**Given task**
Identify the lines holding "check" and copy them.

Dataset rows:
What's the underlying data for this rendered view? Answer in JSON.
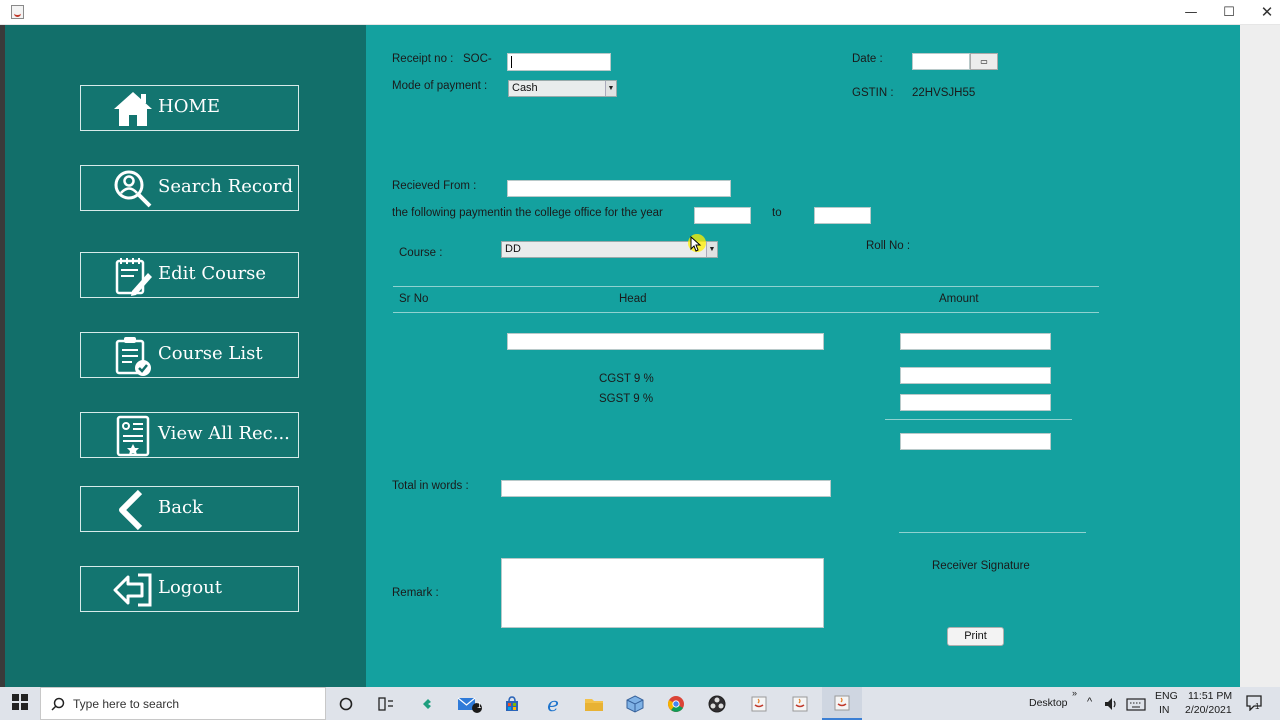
{
  "window": {
    "minimize": "—",
    "maximize": "☐",
    "close": "✕"
  },
  "sidebar": {
    "items": [
      {
        "label": "HOME",
        "icon": "home-icon"
      },
      {
        "label": "Search Record",
        "icon": "search-user-icon"
      },
      {
        "label": "Edit Course",
        "icon": "edit-document-icon"
      },
      {
        "label": "Course List",
        "icon": "clipboard-check-icon"
      },
      {
        "label": "View All Rec...",
        "icon": "records-list-icon"
      },
      {
        "label": "Back",
        "icon": "chevron-left-icon"
      },
      {
        "label": "Logout",
        "icon": "logout-arrow-icon"
      }
    ]
  },
  "form": {
    "receipt_label": "Receipt no :",
    "receipt_prefix": "SOC-",
    "receipt_value": "",
    "date_label": "Date :",
    "mode_label": "Mode of payment :",
    "mode_value": "Cash",
    "gstin_label": "GSTIN :",
    "gstin_value": "22HVSJH55",
    "received_from_label": "Recieved From :",
    "following_payment_label": "the following paymentin the college office for the year",
    "to_label": "to",
    "course_label": "Course :",
    "course_value": "DD",
    "roll_no_label": "Roll No :",
    "table_headers": [
      "Sr No",
      "Head",
      "Amount"
    ],
    "cgst_label": "CGST 9 %",
    "sgst_label": "SGST 9 %",
    "total_words_label": "Total in words :",
    "remark_label": "Remark :",
    "receiver_signature_label": "Receiver Signature",
    "print_button": "Print"
  },
  "taskbar": {
    "search_placeholder": "Type here to search",
    "desktop_label": "Desktop",
    "lang_top": "ENG",
    "lang_bottom": "IN",
    "time": "11:51 PM",
    "date": "2/20/2021",
    "notification_count": "1",
    "mail_badge": "1"
  },
  "colors": {
    "sidebar_bg": "#126f6a",
    "main_bg": "#14a19f"
  }
}
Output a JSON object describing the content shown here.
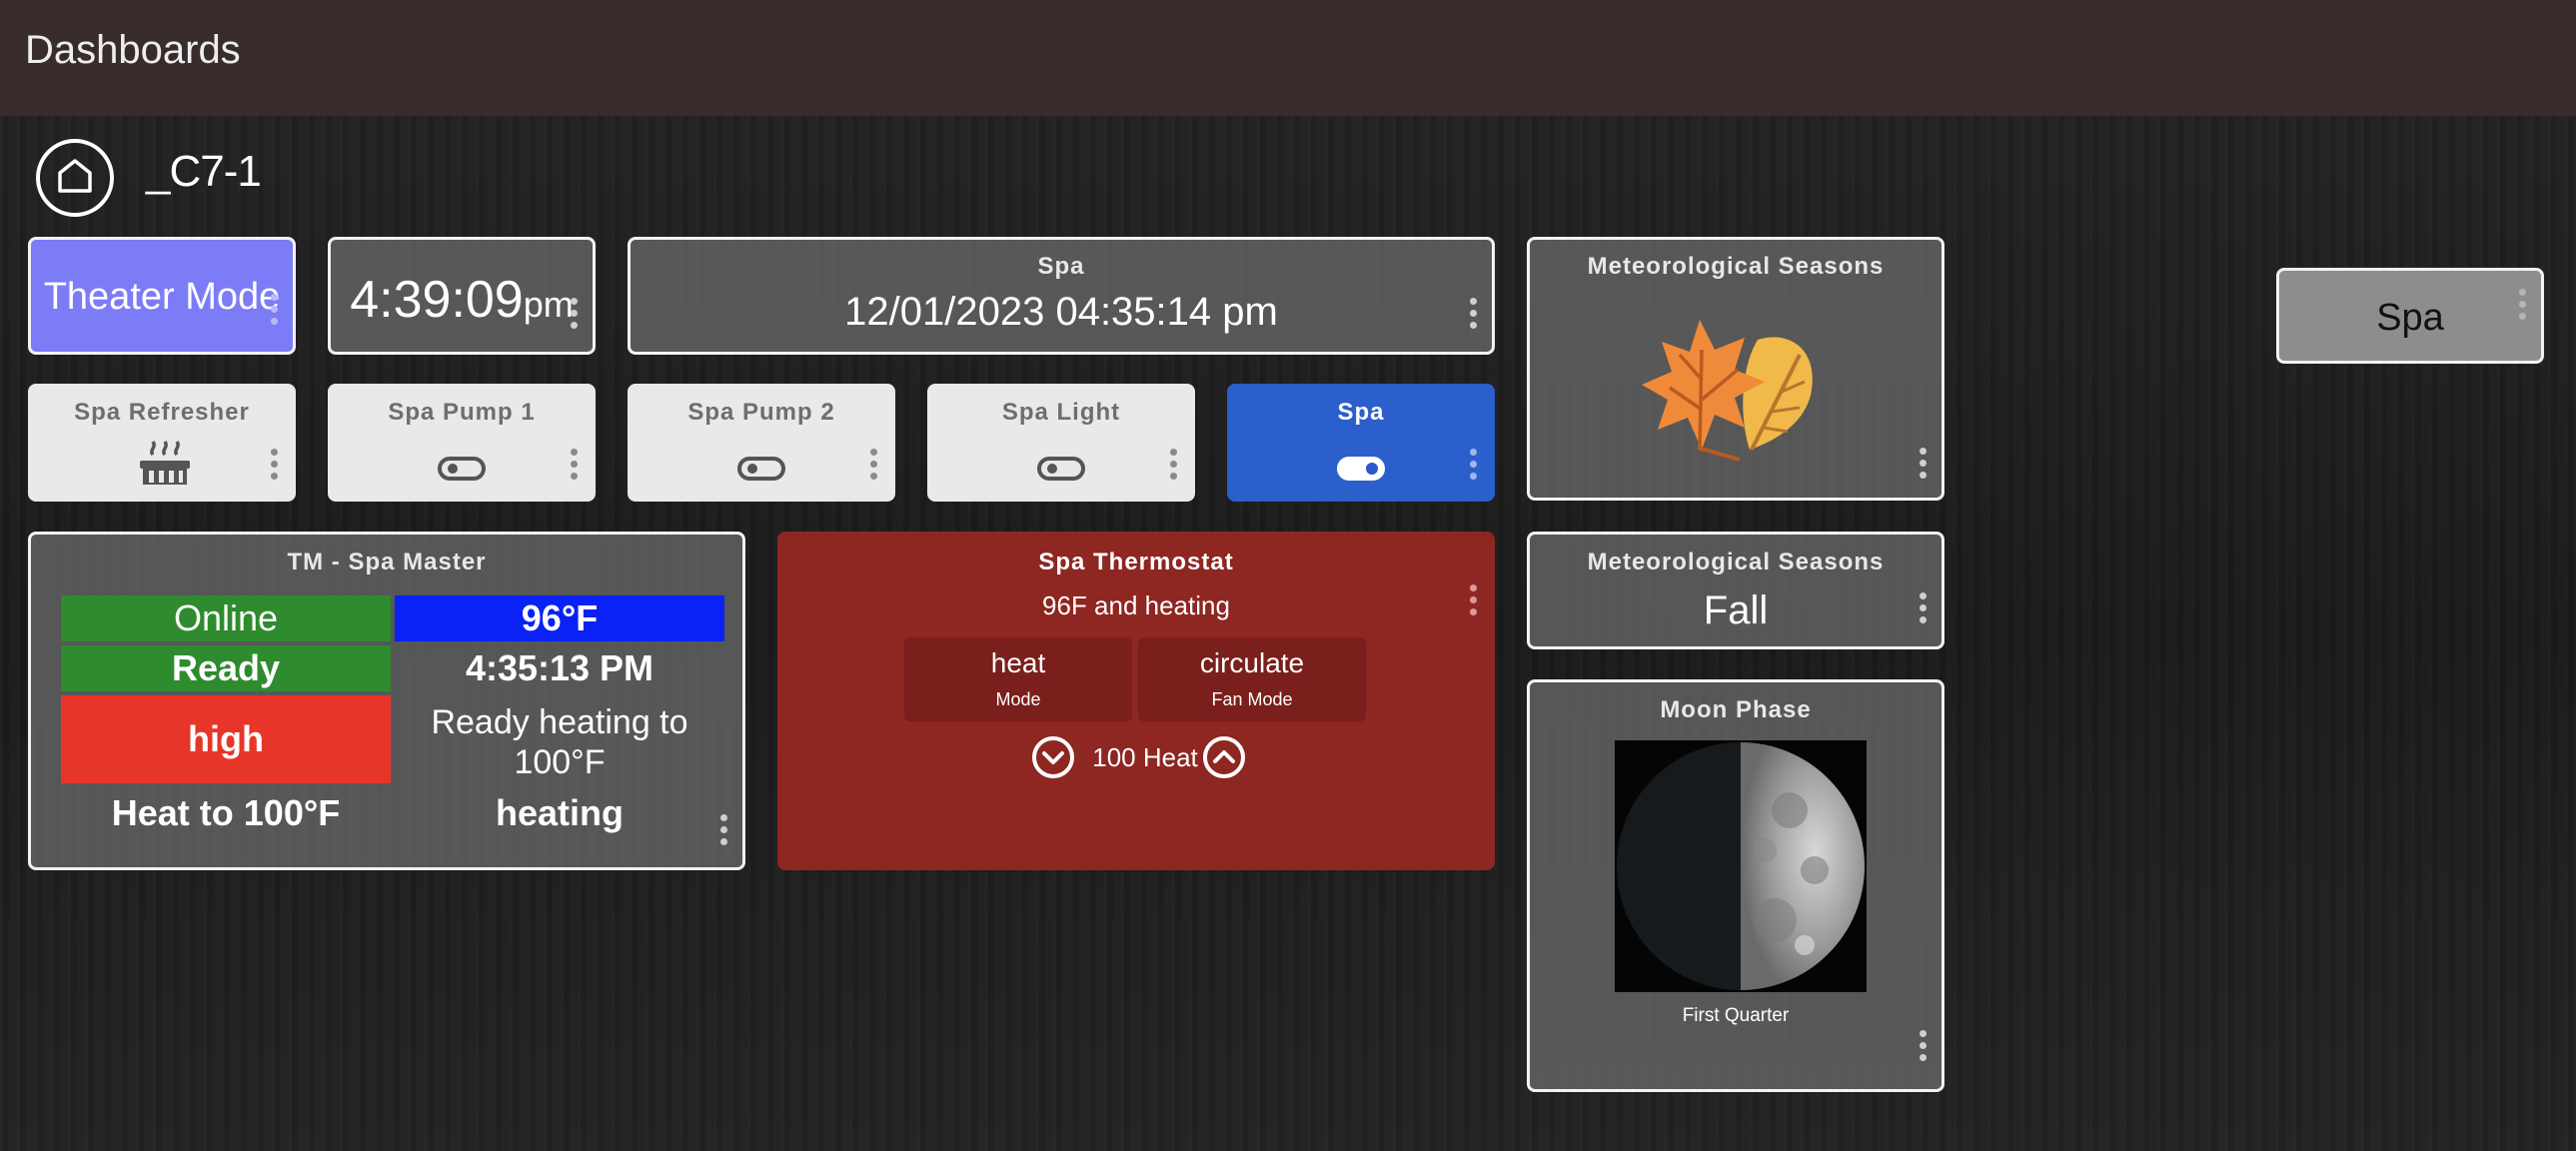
{
  "topbar": {
    "title": "Dashboards"
  },
  "hub": {
    "name": "_C7-1"
  },
  "tiles": {
    "theater_mode": {
      "label": "Theater Mode",
      "bg": "#7d7cf7"
    },
    "clock": {
      "time": "4:39:09",
      "ampm": "pm"
    },
    "spa_date": {
      "title": "Spa",
      "value": "12/01/2023 04:35:14 pm"
    },
    "seasons_icon": {
      "title": "Meteorological Seasons",
      "icon": "autumn-leaves-icon"
    },
    "spa_side": {
      "label": "Spa"
    },
    "spa_refresher": {
      "title": "Spa Refresher",
      "icon": "hot-tub-icon"
    },
    "spa_pump1": {
      "title": "Spa Pump 1",
      "state": "off"
    },
    "spa_pump2": {
      "title": "Spa Pump 2",
      "state": "off"
    },
    "spa_light": {
      "title": "Spa Light",
      "state": "off"
    },
    "spa_switch": {
      "title": "Spa",
      "state": "on",
      "bg": "#2b5fcb"
    },
    "spa_master": {
      "title": "TM - Spa Master",
      "left": [
        "Online",
        "Ready",
        "high",
        "Heat to 100°F"
      ],
      "right": [
        "96°F",
        "4:35:13 PM",
        "Ready heating to 100°F",
        "heating"
      ],
      "colors": {
        "green": "#2e8b2e",
        "blue": "#0a22f5",
        "red": "#e8352a"
      }
    },
    "thermostat": {
      "title": "Spa Thermostat",
      "status": "96F and heating",
      "mode": {
        "value": "heat",
        "label": "Mode"
      },
      "fan": {
        "value": "circulate",
        "label": "Fan Mode"
      },
      "setpoint": "100 Heat",
      "bg": "#8e2621"
    },
    "seasons_text": {
      "title": "Meteorological Seasons",
      "value": "Fall"
    },
    "moon": {
      "title": "Moon Phase",
      "caption": "First Quarter",
      "icon": "moon-first-quarter-icon"
    }
  }
}
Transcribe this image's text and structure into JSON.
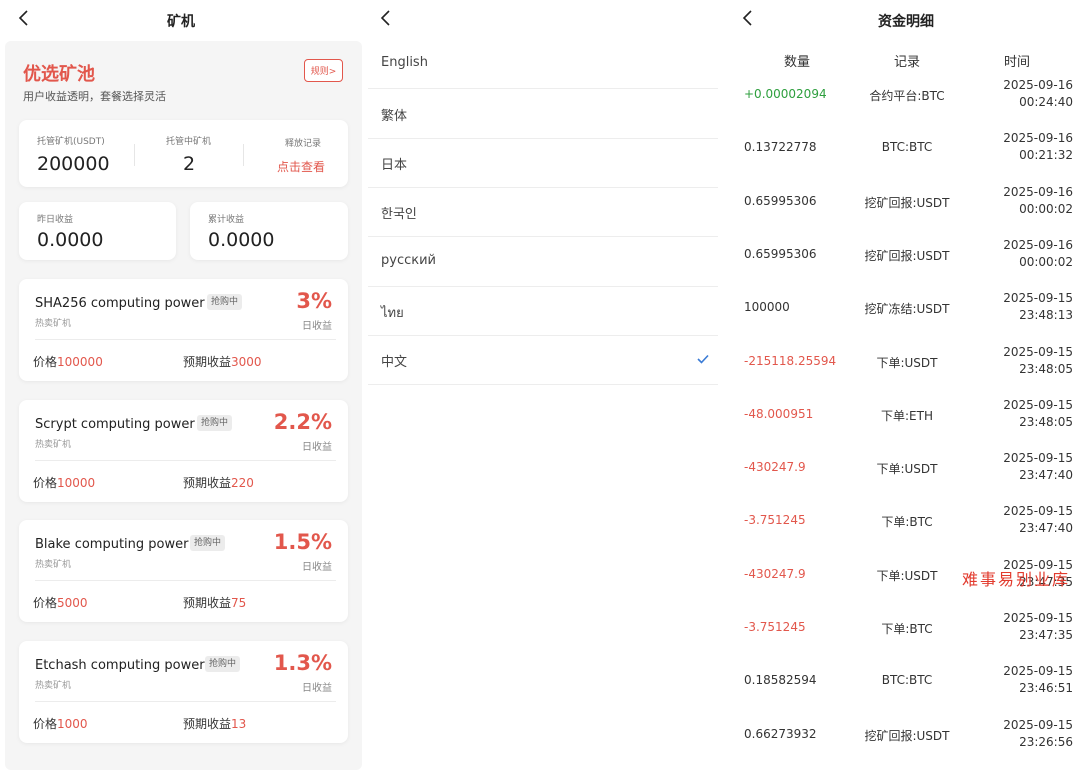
{
  "mining": {
    "title": "矿机",
    "hero_title": "优选矿池",
    "hero_subtitle": "用户收益透明，套餐选择灵活",
    "rules_label": "规则>",
    "stats": {
      "hosted_label": "托管矿机(USDT)",
      "hosted_value": "200000",
      "running_label": "托管中矿机",
      "running_value": "2",
      "release_label": "释放记录",
      "release_link": "点击查看"
    },
    "earnings": {
      "yesterday_label": "昨日收益",
      "yesterday_value": "0.0000",
      "total_label": "累计收益",
      "total_value": "0.0000"
    },
    "price_label": "价格",
    "expected_label": "预期收益",
    "daily_label": "日收益",
    "hot_label": "热卖矿机",
    "badge_label": "抢购中",
    "miners": [
      {
        "name": "SHA256 computing power",
        "rate": "3%",
        "price": "100000",
        "expected": "3000"
      },
      {
        "name": "Scrypt computing power",
        "rate": "2.2%",
        "price": "10000",
        "expected": "220"
      },
      {
        "name": "Blake computing power",
        "rate": "1.5%",
        "price": "5000",
        "expected": "75"
      },
      {
        "name": "Etchash computing power",
        "rate": "1.3%",
        "price": "1000",
        "expected": "13"
      }
    ]
  },
  "language": {
    "options": [
      "English",
      "繁体",
      "日本",
      "한국인",
      "русский",
      "ไทย",
      "中文"
    ],
    "selected": "中文"
  },
  "funds": {
    "title": "资金明细",
    "col_amount": "数量",
    "col_record": "记录",
    "col_time": "时间",
    "rows": [
      {
        "amount": "+0.00002094",
        "record": "合约平台:BTC",
        "date": "2025-09-16",
        "time": "00:24:40",
        "tone": "pos"
      },
      {
        "amount": "0.13722778",
        "record": "BTC:BTC",
        "date": "2025-09-16",
        "time": "00:21:32",
        "tone": "neu"
      },
      {
        "amount": "0.65995306",
        "record": "挖矿回报:USDT",
        "date": "2025-09-16",
        "time": "00:00:02",
        "tone": "neu"
      },
      {
        "amount": "0.65995306",
        "record": "挖矿回报:USDT",
        "date": "2025-09-16",
        "time": "00:00:02",
        "tone": "neu"
      },
      {
        "amount": "100000",
        "record": "挖矿冻结:USDT",
        "date": "2025-09-15",
        "time": "23:48:13",
        "tone": "neu"
      },
      {
        "amount": "-215118.25594",
        "record": "下单:USDT",
        "date": "2025-09-15",
        "time": "23:48:05",
        "tone": "neg"
      },
      {
        "amount": "-48.000951",
        "record": "下单:ETH",
        "date": "2025-09-15",
        "time": "23:48:05",
        "tone": "neg"
      },
      {
        "amount": "-430247.9",
        "record": "下单:USDT",
        "date": "2025-09-15",
        "time": "23:47:40",
        "tone": "neg"
      },
      {
        "amount": "-3.751245",
        "record": "下单:BTC",
        "date": "2025-09-15",
        "time": "23:47:40",
        "tone": "neg"
      },
      {
        "amount": "-430247.9",
        "record": "下单:USDT",
        "date": "2025-09-15",
        "time": "23:47:35",
        "tone": "neg"
      },
      {
        "amount": "-3.751245",
        "record": "下单:BTC",
        "date": "2025-09-15",
        "time": "23:47:35",
        "tone": "neg"
      },
      {
        "amount": "0.18582594",
        "record": "BTC:BTC",
        "date": "2025-09-15",
        "time": "23:46:51",
        "tone": "neu"
      },
      {
        "amount": "0.66273932",
        "record": "挖矿回报:USDT",
        "date": "2025-09-15",
        "time": "23:26:56",
        "tone": "neu"
      }
    ],
    "watermark": "难事易别业库"
  },
  "colors": {
    "accent": "#e2574c",
    "positive": "#2e9f3e",
    "check": "#3a7bd5"
  }
}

**Result of the task**
        "icon": "clipboard-check-icon"
    "check": "#3a7bd5"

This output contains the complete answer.